**Problem to work on:**
Lines containing the string "footer" are to be collected in full.

**Stored entries:**

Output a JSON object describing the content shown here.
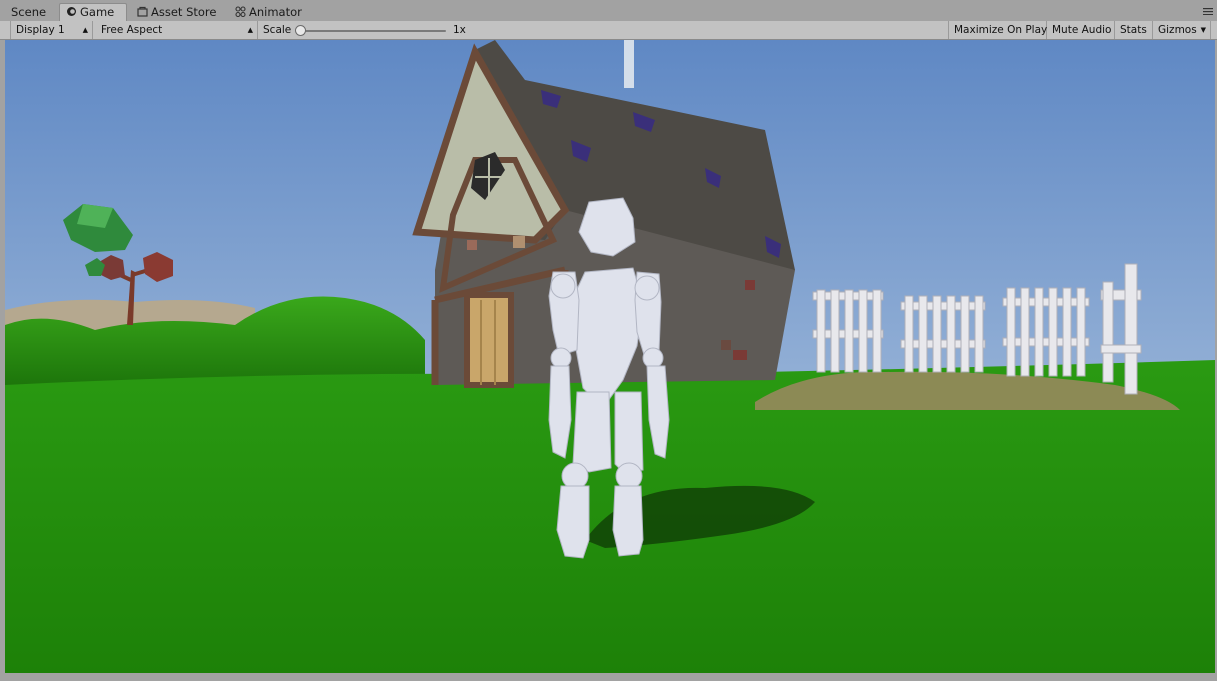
{
  "tabs": [
    {
      "label": "Scene",
      "icon": "scene-icon"
    },
    {
      "label": "Game",
      "icon": "game-icon",
      "active": true
    },
    {
      "label": "Asset Store",
      "icon": "asset-store-icon"
    },
    {
      "label": "Animator",
      "icon": "animator-icon"
    }
  ],
  "toolbar": {
    "display": "Display 1",
    "aspect": "Free Aspect",
    "scale_label": "Scale",
    "scale_value": "1x",
    "maximize": "Maximize On Play",
    "mute": "Mute Audio",
    "stats": "Stats",
    "gizmos": "Gizmos"
  },
  "colors": {
    "sky_top": "#6b8fc6",
    "sky_horizon": "#c9d6e6",
    "grass": "#1f8a0e"
  }
}
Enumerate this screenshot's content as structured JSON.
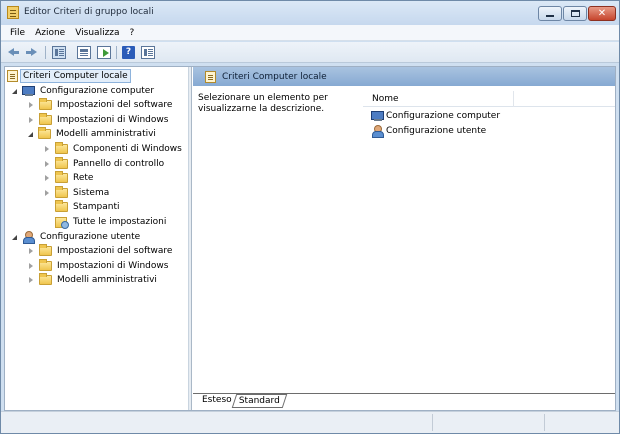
{
  "window": {
    "title": "Editor Criteri di gruppo locali",
    "app_icon": "policy-editor-icon"
  },
  "menu": [
    "File",
    "Azione",
    "Visualizza",
    "?"
  ],
  "toolbar": {
    "buttons": [
      "back-arrow-icon",
      "forward-arrow-icon",
      "show-hide-console-tree-icon",
      "properties-icon",
      "export-list-icon",
      "help-icon",
      "extended-view-icon"
    ]
  },
  "tree": {
    "root": "Criteri Computer locale",
    "computer": {
      "label": "Configurazione computer",
      "children": [
        "Impostazioni del software",
        "Impostazioni di Windows",
        "Modelli amministrativi"
      ],
      "admin_children": [
        "Componenti di Windows",
        "Pannello di controllo",
        "Rete",
        "Sistema",
        "Stampanti",
        "Tutte le impostazioni"
      ]
    },
    "user": {
      "label": "Configurazione utente",
      "children": [
        "Impostazioni del software",
        "Impostazioni di Windows",
        "Modelli amministrativi"
      ]
    }
  },
  "right_pane": {
    "header": "Criteri Computer locale",
    "description": "Selezionare un elemento per visualizzarne la descrizione.",
    "column_header": "Nome",
    "items": [
      "Configurazione computer",
      "Configurazione utente"
    ]
  },
  "tabs": [
    "Esteso",
    "Standard"
  ],
  "colors": {
    "title_bar": "#cfdff0",
    "header_band": "#86a9d2",
    "close_button": "#c6452d",
    "selection": "#e3eefa"
  }
}
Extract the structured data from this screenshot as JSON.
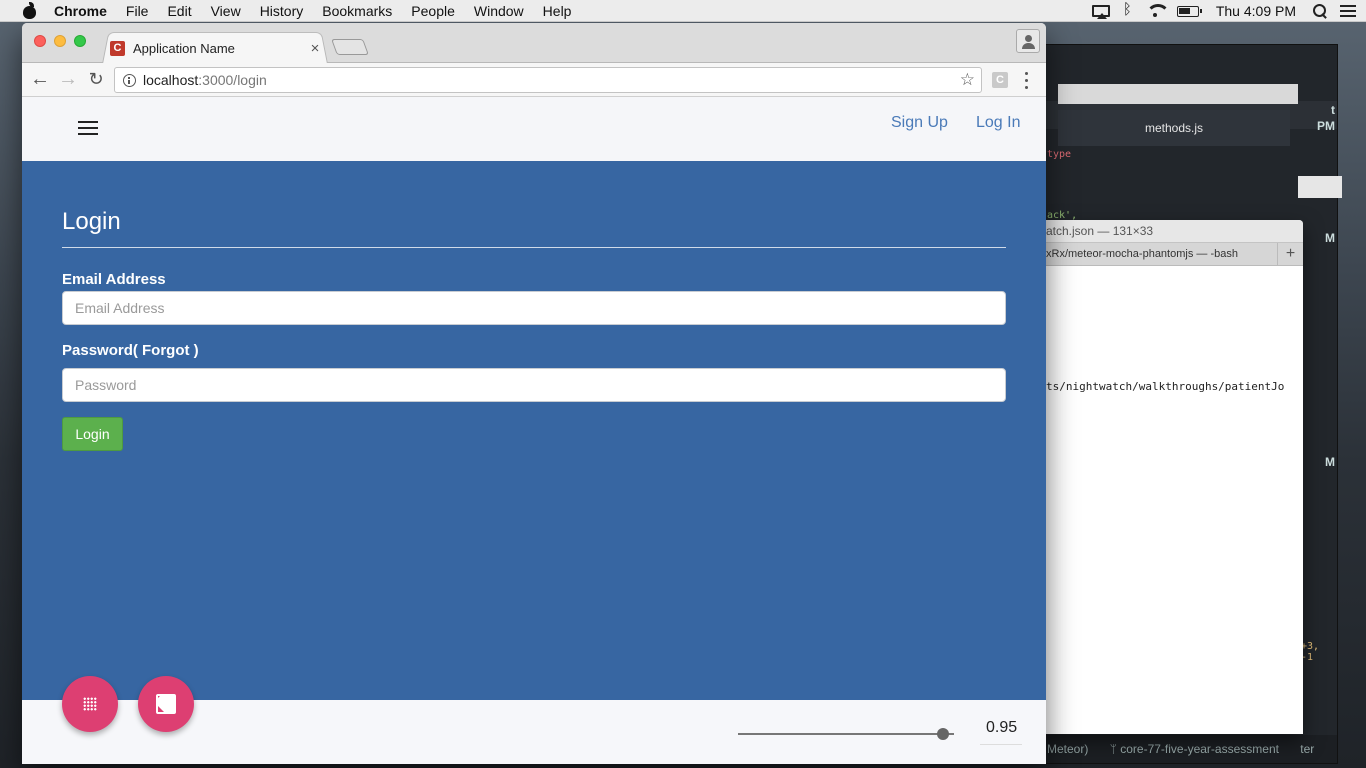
{
  "menubar": {
    "app_name": "Chrome",
    "items": [
      "File",
      "Edit",
      "View",
      "History",
      "Bookmarks",
      "People",
      "Window",
      "Help"
    ],
    "clock": "Thu 4:09 PM"
  },
  "background_windows": {
    "editor_tab": "methods.js",
    "code_line1": "type",
    "code_line2": "ack',",
    "code_line3": "+3, -1",
    "edge_text1": "t",
    "edge_text2": "PM",
    "edge_text3": "M",
    "edge_text4": "M",
    "status_text1": "Meteor)",
    "status_text2": "core-77-five-year-assessment",
    "status_text3": "ter",
    "terminal_title": "atch.json — 131×33",
    "terminal_tab": "xRx/meteor-mocha-phantomjs — -bash",
    "terminal_plus": "+",
    "terminal_line": "ts/nightwatch/walkthroughs/patientJo"
  },
  "browser": {
    "tab_title": "Application Name",
    "tab_close": "×",
    "favicon_letter": "C",
    "url_host": "localhost",
    "url_path": ":3000/login",
    "extension_letter": "C",
    "nav": {
      "back": "←",
      "forward": "→",
      "reload": "↻",
      "star": "☆"
    }
  },
  "header": {
    "signup_label": "Sign Up",
    "login_label": "Log In"
  },
  "form": {
    "title": "Login",
    "email_label": "Email Address",
    "email_placeholder": "Email Address",
    "email_value": "",
    "password_label": "Password( Forgot )",
    "password_placeholder": "Password",
    "password_value": "",
    "submit_label": "Login"
  },
  "footer": {
    "opacity_value": "0.95",
    "opacity_fraction": 0.95
  },
  "colors": {
    "panel_bg": "#3766a2",
    "accent_pink": "#dd3f72",
    "login_green": "#5cb04d",
    "link_blue": "#4a7ab8"
  },
  "icons": [
    "apple-icon",
    "airplay-icon",
    "bluetooth-icon",
    "wifi-icon",
    "battery-icon",
    "spotlight-icon",
    "notification-list-icon",
    "hamburger-icon",
    "grid-icon",
    "image-add-icon"
  ]
}
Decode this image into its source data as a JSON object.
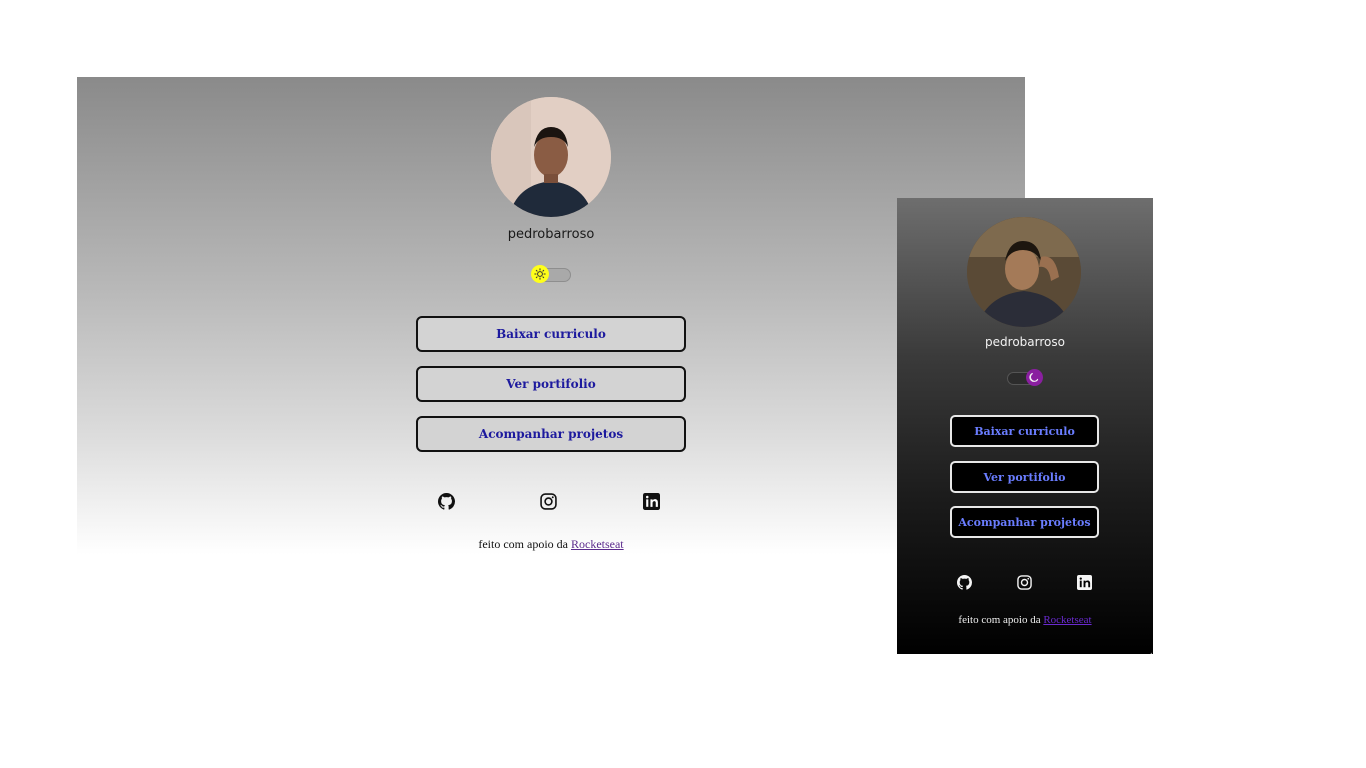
{
  "light_view": {
    "username": "pedrobarroso",
    "theme_toggle": {
      "state": "light",
      "icon": "sun-icon"
    },
    "buttons": [
      {
        "label": "Baixar curriculo"
      },
      {
        "label": "Ver portifolio"
      },
      {
        "label": "Acompanhar projetos"
      }
    ],
    "social": [
      "github-icon",
      "instagram-icon",
      "linkedin-icon"
    ],
    "footer": {
      "text": "feito com apoio da ",
      "link_label": "Rocketseat"
    }
  },
  "dark_view": {
    "username": "pedrobarroso",
    "theme_toggle": {
      "state": "dark",
      "icon": "moon-icon"
    },
    "buttons": [
      {
        "label": "Baixar curriculo"
      },
      {
        "label": "Ver portifolio"
      },
      {
        "label": "Acompanhar projetos"
      }
    ],
    "social": [
      "github-icon",
      "instagram-icon",
      "linkedin-icon"
    ],
    "footer": {
      "text": "feito com apoio da ",
      "link_label": "Rocketseat"
    }
  },
  "colors": {
    "light_button_text": "#1d1a9e",
    "dark_button_text": "#6a7dff",
    "sun_knob": "#ffff1a",
    "moon_knob": "#8a1fa0",
    "link_light": "#5b2a8c",
    "link_dark": "#6a2ad0"
  }
}
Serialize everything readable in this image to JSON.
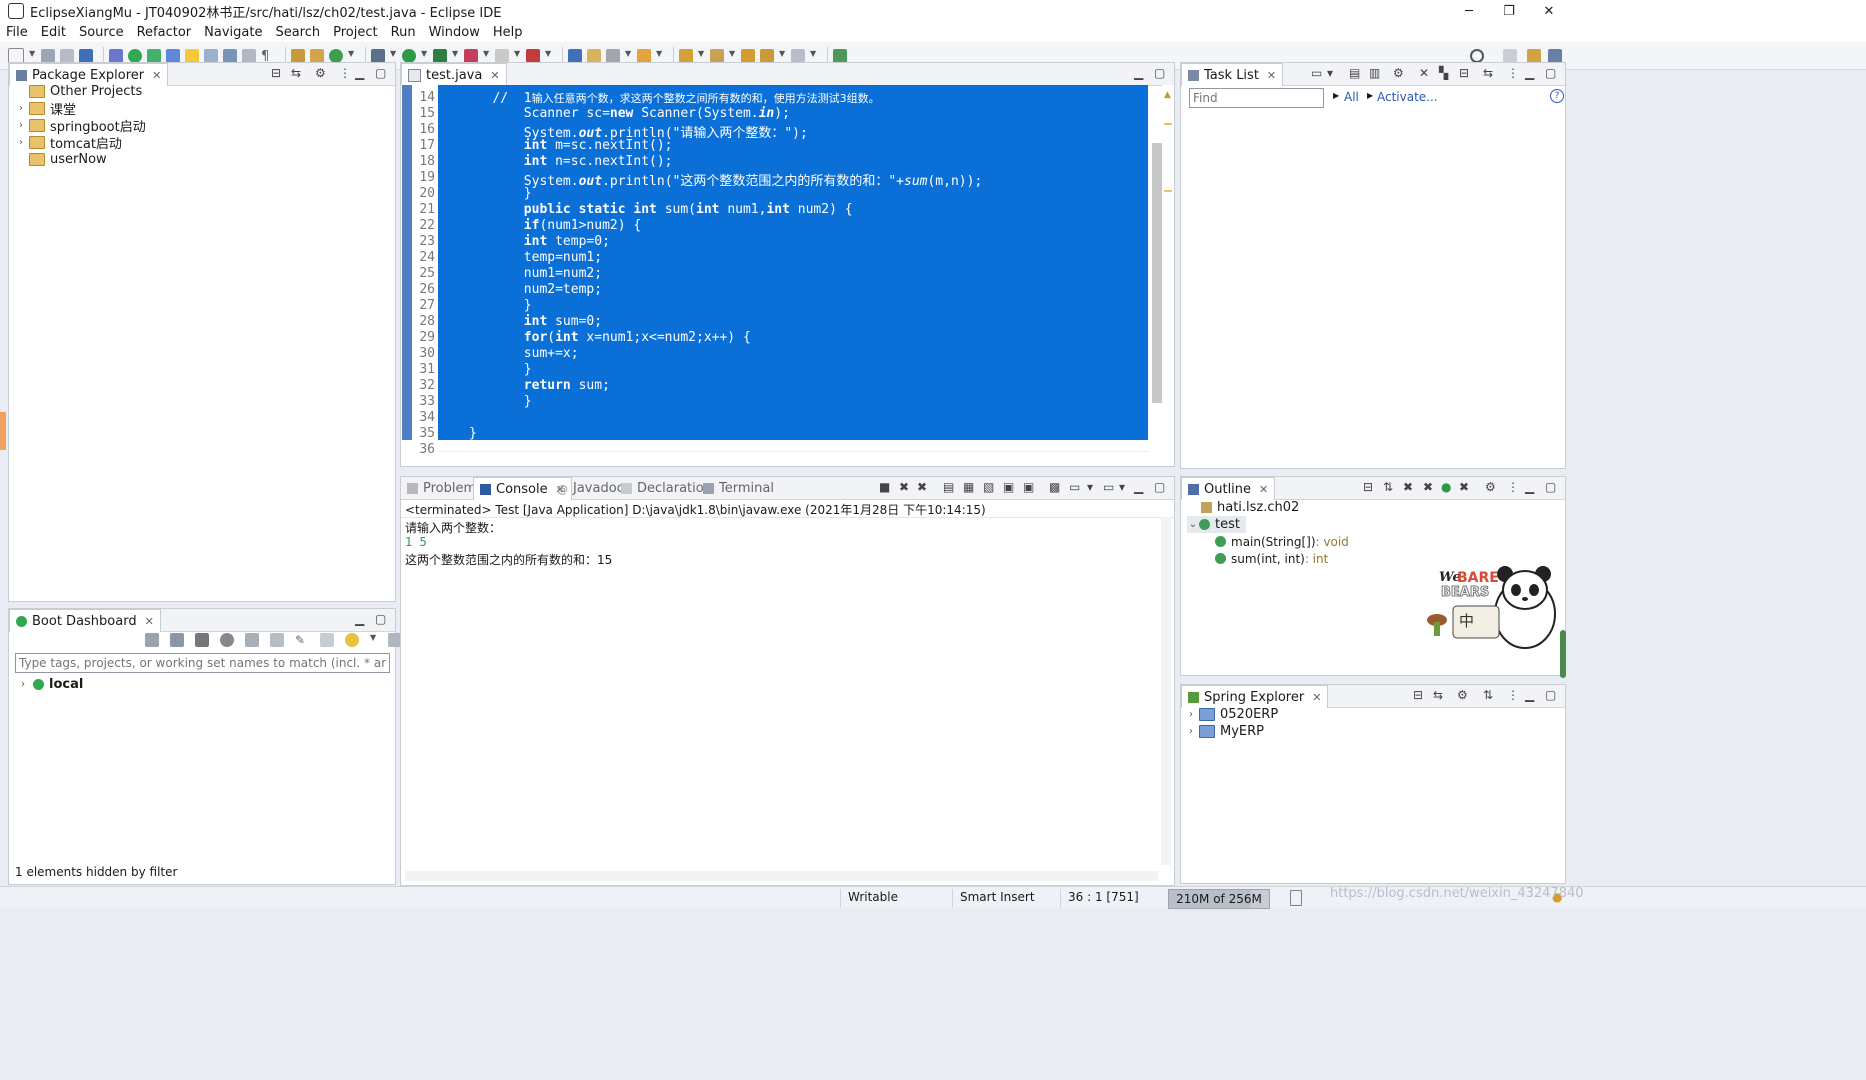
{
  "window": {
    "title": "EclipseXiangMu - JT040902林书正/src/hati/lsz/ch02/test.java - Eclipse IDE",
    "minimize": "─",
    "restore": "❐",
    "close": "✕"
  },
  "menubar": [
    "File",
    "Edit",
    "Source",
    "Refactor",
    "Navigate",
    "Search",
    "Project",
    "Run",
    "Window",
    "Help"
  ],
  "package_explorer": {
    "tab_label": "Package Explorer",
    "items": [
      {
        "label": "Other Projects",
        "expandable": false
      },
      {
        "label": "课堂",
        "expandable": true
      },
      {
        "label": "springboot启动",
        "expandable": true
      },
      {
        "label": "tomcat启动",
        "expandable": true
      },
      {
        "label": "userNow",
        "expandable": false
      }
    ]
  },
  "boot_dashboard": {
    "tab_label": "Boot Dashboard",
    "filter_placeholder": "Type tags, projects, or working set names to match (incl. * and ? wildcards)",
    "items": [
      {
        "label": "local"
      }
    ],
    "footer": "1 elements hidden by filter"
  },
  "editor": {
    "tab_label": "test.java",
    "lines": [
      {
        "n": "14",
        "t": "//  1输入任意两个数，求这两个整数之间所有数的和，使用方法测试3组数。",
        "indent": "   "
      },
      {
        "n": "15",
        "t": "Scanner sc=new Scanner(System.in);",
        "indent": "       "
      },
      {
        "n": "16",
        "t": "System.out.println(\"请输入两个整数：\");",
        "indent": "       "
      },
      {
        "n": "17",
        "t": "int m=sc.nextInt();",
        "indent": "       "
      },
      {
        "n": "18",
        "t": "int n=sc.nextInt();",
        "indent": "       "
      },
      {
        "n": "19",
        "t": "System.out.println(\"这两个整数范围之内的所有数的和：\"+sum(m,n));",
        "indent": "       "
      },
      {
        "n": "20",
        "t": "}",
        "indent": "       "
      },
      {
        "n": "21",
        "t": "public static int sum(int num1,int num2) {",
        "indent": "       "
      },
      {
        "n": "22",
        "t": "if(num1>num2) {",
        "indent": "       "
      },
      {
        "n": "23",
        "t": "int temp=0;",
        "indent": "       "
      },
      {
        "n": "24",
        "t": "temp=num1;",
        "indent": "       "
      },
      {
        "n": "25",
        "t": "num1=num2;",
        "indent": "       "
      },
      {
        "n": "26",
        "t": "num2=temp;",
        "indent": "       "
      },
      {
        "n": "27",
        "t": "}",
        "indent": "       "
      },
      {
        "n": "28",
        "t": "int sum=0;",
        "indent": "       "
      },
      {
        "n": "29",
        "t": "for(int x=num1;x<=num2;x++) {",
        "indent": "       "
      },
      {
        "n": "30",
        "t": "sum+=x;",
        "indent": "       "
      },
      {
        "n": "31",
        "t": "}",
        "indent": "       "
      },
      {
        "n": "32",
        "t": "return sum;",
        "indent": "       "
      },
      {
        "n": "33",
        "t": "}",
        "indent": "       "
      },
      {
        "n": "34",
        "t": "",
        "indent": ""
      },
      {
        "n": "35",
        "t": "}",
        "indent": ""
      },
      {
        "n": "36",
        "t": "",
        "indent": ""
      }
    ]
  },
  "task_list": {
    "tab_label": "Task List",
    "find_placeholder": "Find",
    "all_label": "All",
    "activate_label": "Activate..."
  },
  "bottom_tabs": {
    "problems": "Problems",
    "console": "Console",
    "javadoc": "Javadoc",
    "declaration": "Declaration",
    "terminal": "Terminal"
  },
  "console": {
    "header": "<terminated> Test [Java Application] D:\\java\\jdk1.8\\bin\\javaw.exe (2021年1月28日 下午10:14:15)",
    "lines": [
      {
        "text": "请输入两个整数：",
        "kind": "out"
      },
      {
        "text": "1 5",
        "kind": "in"
      },
      {
        "text": "这两个整数范围之内的所有数的和：15",
        "kind": "out"
      }
    ]
  },
  "outline": {
    "tab_label": "Outline",
    "package": "hati.lsz.ch02",
    "class": "test",
    "members": [
      {
        "name": "main(String[])",
        "type": " : void"
      },
      {
        "name": "sum(int, int)",
        "type": " : int"
      }
    ]
  },
  "spring_explorer": {
    "tab_label": "Spring Explorer",
    "items": [
      "0520ERP",
      "MyERP"
    ]
  },
  "status": {
    "writable": "Writable",
    "insert_mode": "Smart Insert",
    "position": "36 : 1 [751]",
    "heap": "210M of 256M",
    "heap_fraction": 0.82
  },
  "watermark": "https://blog.csdn.net/weixin_43247840",
  "decoration": {
    "logo_text_1": "We",
    "logo_text_2": "BARE",
    "logo_text_3": "BEARS",
    "sign_text": "中"
  },
  "colors": {
    "selection": "#0a6fd6",
    "accent": "#4f7ec2",
    "link": "#2a57b7",
    "console_input": "#2f9a4b"
  }
}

**Written response:**
  "footer": {
    "footer": {
    "footer": {
    "footer": "1 elements hidden by filter"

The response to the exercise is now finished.